** Start RECORDS SUPPLIED **

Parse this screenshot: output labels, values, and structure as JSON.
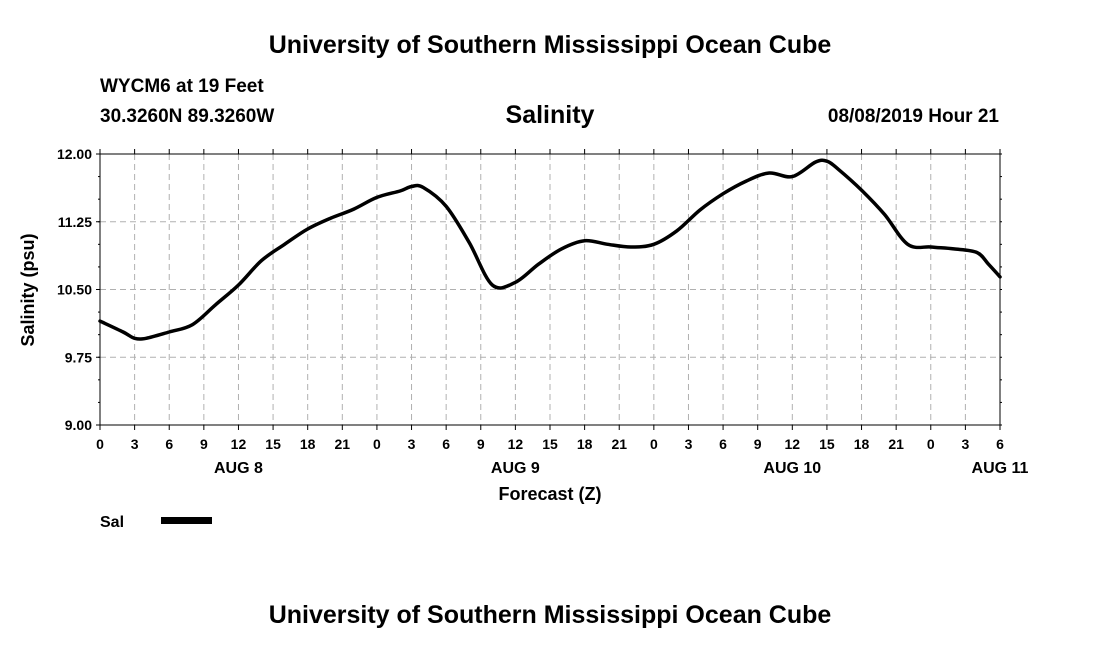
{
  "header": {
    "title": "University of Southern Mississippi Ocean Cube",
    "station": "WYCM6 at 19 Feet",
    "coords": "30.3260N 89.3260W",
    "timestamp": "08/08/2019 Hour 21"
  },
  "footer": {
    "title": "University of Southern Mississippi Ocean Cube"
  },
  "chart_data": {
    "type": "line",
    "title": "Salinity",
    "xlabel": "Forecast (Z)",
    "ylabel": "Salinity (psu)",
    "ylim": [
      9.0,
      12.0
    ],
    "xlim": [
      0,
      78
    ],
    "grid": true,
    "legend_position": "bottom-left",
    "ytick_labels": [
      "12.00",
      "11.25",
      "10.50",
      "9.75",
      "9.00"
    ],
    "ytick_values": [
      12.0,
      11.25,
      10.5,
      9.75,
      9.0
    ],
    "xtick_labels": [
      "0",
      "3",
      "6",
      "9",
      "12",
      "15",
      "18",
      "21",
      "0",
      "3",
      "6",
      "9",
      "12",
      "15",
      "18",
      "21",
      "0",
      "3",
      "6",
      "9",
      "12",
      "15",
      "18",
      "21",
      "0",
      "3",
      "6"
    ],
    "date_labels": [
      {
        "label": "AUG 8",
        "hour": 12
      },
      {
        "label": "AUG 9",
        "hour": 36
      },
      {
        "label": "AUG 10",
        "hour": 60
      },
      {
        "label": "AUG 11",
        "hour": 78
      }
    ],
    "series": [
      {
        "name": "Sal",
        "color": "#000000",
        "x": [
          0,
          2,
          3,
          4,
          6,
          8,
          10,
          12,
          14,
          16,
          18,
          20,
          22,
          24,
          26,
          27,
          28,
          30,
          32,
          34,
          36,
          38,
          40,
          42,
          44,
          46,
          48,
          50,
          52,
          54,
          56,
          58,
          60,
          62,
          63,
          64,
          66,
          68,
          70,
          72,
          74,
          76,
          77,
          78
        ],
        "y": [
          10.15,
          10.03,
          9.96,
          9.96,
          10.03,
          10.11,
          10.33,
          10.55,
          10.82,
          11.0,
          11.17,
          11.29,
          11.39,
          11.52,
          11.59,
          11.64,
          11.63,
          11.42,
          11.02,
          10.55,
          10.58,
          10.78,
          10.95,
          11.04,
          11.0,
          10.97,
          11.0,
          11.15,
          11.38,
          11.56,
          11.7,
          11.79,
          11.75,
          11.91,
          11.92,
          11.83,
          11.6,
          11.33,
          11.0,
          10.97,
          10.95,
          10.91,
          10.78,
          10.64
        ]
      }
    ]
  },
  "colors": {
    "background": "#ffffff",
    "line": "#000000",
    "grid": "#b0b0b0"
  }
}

** End RECORDS SUPPLIED **
** Start RECORDS SUPPLIED **

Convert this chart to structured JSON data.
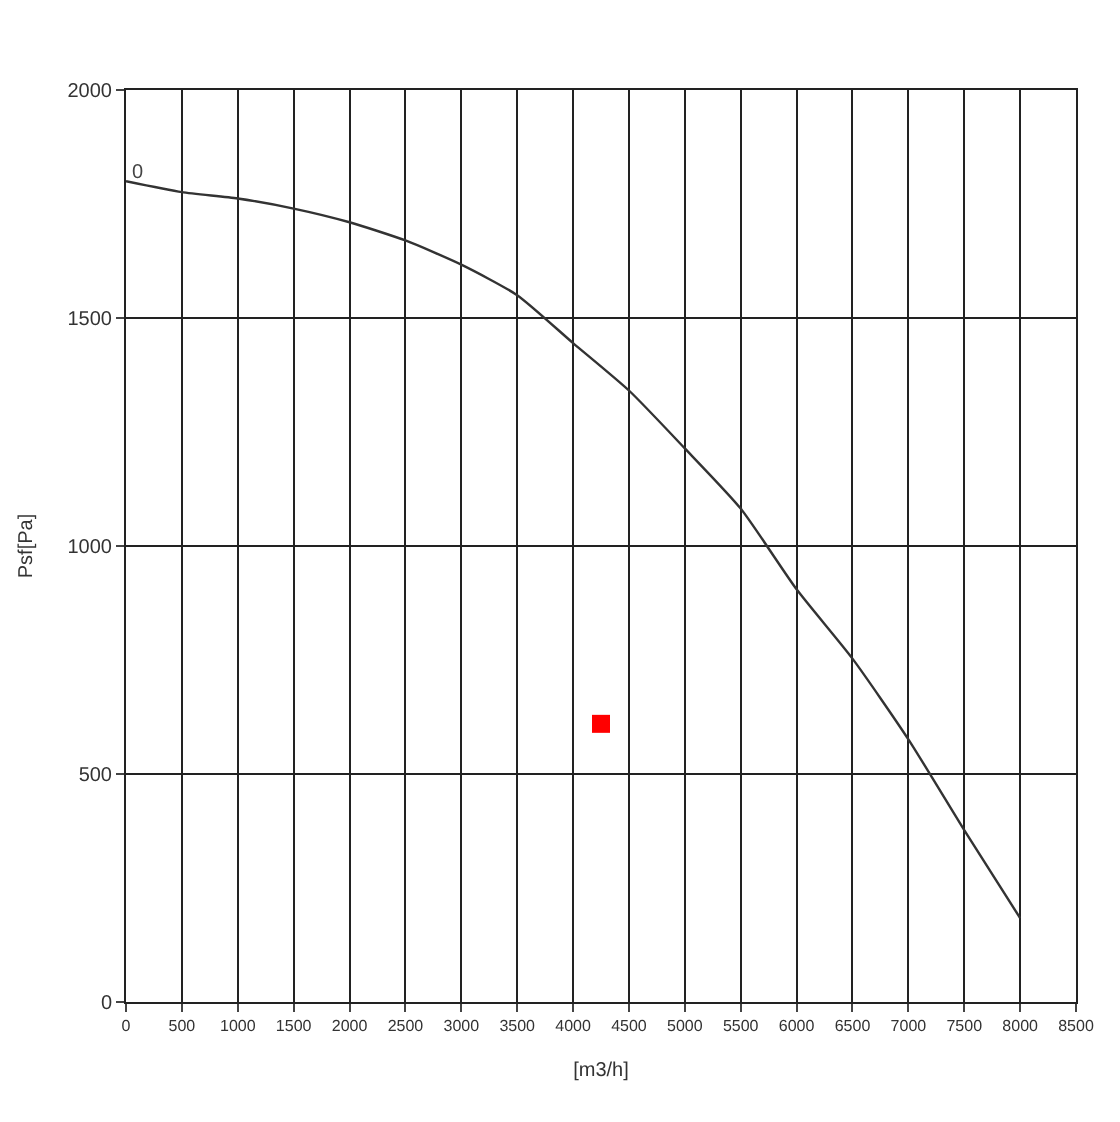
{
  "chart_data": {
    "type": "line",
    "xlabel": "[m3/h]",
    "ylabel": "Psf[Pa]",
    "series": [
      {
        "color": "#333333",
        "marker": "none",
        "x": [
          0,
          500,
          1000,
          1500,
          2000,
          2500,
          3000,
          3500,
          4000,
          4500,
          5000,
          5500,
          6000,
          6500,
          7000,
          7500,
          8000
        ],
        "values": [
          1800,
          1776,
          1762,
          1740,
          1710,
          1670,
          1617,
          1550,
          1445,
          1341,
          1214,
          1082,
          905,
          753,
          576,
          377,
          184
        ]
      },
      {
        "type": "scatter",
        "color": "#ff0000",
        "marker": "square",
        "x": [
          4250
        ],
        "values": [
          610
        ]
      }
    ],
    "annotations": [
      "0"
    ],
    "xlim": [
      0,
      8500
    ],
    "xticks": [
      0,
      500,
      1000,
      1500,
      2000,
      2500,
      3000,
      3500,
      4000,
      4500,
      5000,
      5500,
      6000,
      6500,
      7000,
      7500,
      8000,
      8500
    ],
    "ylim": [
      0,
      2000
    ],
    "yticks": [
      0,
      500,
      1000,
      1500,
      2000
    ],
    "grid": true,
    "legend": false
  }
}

** End RECORDS SUPPLIED **

▸ **PROMPT**:
Find all the lines containing "title" in the material, then copy them.

▸ **CORRECT RESPONSE**:
    "title": "University of Southern Mississippi Ocean Cube",
    "title": "University of Southern Mississippi Ocean Cube"
    "title": "Salinity",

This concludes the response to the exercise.